WHAT THE EXERCISE ASKS: Show all lines holding "JSON".

-- start --

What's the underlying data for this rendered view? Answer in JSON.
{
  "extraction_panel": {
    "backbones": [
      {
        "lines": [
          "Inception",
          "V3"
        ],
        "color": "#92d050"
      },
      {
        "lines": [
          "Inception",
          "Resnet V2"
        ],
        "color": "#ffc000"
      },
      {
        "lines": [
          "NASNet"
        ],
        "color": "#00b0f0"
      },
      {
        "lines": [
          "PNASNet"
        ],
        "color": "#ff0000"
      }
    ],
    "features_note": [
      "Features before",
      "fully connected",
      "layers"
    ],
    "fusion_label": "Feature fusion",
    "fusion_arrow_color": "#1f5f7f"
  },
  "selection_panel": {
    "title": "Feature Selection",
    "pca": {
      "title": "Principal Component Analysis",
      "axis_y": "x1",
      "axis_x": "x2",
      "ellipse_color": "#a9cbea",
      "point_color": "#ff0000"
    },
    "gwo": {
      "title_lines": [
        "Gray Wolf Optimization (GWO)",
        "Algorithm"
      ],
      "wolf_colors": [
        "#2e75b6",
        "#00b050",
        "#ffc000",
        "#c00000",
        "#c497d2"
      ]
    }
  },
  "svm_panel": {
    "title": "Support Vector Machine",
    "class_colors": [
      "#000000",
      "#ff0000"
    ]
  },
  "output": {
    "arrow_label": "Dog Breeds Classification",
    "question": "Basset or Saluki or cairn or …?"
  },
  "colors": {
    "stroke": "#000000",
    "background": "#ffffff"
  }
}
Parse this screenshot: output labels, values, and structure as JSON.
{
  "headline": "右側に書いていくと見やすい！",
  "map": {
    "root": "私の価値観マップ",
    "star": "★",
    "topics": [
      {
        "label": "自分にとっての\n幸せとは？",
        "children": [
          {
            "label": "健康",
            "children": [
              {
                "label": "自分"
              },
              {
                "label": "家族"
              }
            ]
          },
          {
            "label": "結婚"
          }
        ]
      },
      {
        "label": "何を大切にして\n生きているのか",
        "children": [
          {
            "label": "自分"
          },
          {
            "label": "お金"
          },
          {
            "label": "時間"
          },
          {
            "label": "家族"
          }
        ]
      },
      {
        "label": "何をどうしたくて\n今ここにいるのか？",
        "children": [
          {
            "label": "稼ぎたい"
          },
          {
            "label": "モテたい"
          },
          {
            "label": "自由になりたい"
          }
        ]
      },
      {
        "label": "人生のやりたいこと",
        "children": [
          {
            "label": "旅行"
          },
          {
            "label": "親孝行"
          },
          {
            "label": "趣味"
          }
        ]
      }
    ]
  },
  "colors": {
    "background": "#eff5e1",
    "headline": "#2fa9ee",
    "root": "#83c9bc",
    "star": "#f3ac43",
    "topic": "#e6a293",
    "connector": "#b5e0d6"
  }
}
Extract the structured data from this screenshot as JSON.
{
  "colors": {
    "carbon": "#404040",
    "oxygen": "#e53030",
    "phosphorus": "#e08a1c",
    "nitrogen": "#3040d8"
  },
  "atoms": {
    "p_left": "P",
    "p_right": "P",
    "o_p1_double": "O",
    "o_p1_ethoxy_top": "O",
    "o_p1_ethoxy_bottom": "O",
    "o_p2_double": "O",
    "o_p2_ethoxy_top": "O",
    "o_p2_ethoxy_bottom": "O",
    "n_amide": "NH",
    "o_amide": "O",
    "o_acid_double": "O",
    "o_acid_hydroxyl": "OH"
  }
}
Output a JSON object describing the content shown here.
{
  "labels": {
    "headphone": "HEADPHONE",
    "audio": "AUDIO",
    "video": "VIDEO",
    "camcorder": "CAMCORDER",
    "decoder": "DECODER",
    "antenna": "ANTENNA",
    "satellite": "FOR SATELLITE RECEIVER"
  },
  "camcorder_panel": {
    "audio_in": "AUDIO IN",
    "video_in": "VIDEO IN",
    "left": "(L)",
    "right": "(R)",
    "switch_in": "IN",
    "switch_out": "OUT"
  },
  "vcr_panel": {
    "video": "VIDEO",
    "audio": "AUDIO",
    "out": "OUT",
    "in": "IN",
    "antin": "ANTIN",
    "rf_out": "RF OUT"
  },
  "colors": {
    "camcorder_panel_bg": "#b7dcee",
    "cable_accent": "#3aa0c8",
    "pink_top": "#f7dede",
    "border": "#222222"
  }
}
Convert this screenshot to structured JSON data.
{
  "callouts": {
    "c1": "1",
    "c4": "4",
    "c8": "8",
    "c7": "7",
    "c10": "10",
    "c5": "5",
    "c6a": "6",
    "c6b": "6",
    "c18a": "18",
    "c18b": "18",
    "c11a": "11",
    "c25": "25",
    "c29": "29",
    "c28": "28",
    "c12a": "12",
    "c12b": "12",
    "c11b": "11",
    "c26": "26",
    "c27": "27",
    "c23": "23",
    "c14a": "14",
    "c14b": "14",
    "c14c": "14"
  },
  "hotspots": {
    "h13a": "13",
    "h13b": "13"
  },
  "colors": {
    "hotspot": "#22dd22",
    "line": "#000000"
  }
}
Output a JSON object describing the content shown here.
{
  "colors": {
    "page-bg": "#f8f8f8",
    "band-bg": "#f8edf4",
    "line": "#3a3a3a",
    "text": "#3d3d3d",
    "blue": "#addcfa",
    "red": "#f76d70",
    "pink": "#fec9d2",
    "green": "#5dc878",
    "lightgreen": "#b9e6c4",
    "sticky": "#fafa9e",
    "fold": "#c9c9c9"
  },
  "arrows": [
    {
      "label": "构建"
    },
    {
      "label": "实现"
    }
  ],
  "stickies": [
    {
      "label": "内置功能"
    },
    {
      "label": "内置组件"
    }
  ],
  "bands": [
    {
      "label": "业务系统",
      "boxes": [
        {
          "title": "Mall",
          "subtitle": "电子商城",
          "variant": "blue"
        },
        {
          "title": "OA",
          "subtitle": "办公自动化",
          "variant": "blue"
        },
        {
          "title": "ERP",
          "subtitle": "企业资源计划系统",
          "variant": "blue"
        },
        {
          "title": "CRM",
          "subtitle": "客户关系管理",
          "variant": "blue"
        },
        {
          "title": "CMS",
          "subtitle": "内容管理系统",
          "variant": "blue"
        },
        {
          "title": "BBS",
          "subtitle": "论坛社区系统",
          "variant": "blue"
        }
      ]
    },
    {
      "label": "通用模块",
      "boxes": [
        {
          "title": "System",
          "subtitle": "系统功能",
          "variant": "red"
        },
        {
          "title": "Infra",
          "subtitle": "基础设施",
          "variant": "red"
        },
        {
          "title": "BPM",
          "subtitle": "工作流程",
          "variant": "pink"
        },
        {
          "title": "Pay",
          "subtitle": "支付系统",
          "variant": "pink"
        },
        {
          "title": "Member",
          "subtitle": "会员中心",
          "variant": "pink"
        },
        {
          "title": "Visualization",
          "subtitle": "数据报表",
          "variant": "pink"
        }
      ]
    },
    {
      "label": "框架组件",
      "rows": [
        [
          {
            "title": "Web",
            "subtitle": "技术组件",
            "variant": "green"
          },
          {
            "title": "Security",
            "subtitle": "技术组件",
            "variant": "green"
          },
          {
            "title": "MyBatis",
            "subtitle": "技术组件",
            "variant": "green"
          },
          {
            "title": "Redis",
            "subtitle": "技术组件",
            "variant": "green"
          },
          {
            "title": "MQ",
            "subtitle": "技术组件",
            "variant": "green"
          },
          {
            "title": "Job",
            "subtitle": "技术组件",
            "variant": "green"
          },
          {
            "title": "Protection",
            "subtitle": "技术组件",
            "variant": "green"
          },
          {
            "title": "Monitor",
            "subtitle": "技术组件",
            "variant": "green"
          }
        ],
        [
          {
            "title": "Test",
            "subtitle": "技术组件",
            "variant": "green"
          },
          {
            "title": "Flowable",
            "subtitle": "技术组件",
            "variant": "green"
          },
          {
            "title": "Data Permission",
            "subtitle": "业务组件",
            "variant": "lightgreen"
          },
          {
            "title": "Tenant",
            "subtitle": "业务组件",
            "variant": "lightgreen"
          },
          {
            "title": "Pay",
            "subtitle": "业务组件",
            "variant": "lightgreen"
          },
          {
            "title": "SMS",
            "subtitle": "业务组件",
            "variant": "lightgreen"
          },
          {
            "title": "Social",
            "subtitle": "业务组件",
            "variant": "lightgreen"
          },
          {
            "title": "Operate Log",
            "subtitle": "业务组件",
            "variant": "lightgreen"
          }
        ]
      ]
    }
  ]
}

-- end --

SOLUTION FOR THIS PROBLEM:
What's the underlying data for this rendered view? Answer in JSON.
Parse this screenshot: output labels, values, and structure as JSON.
Extract the structured data from this screenshot as JSON.
Output a JSON object describing the content shown here.
Convert this screenshot to structured JSON data.
Output a JSON object describing the content shown here.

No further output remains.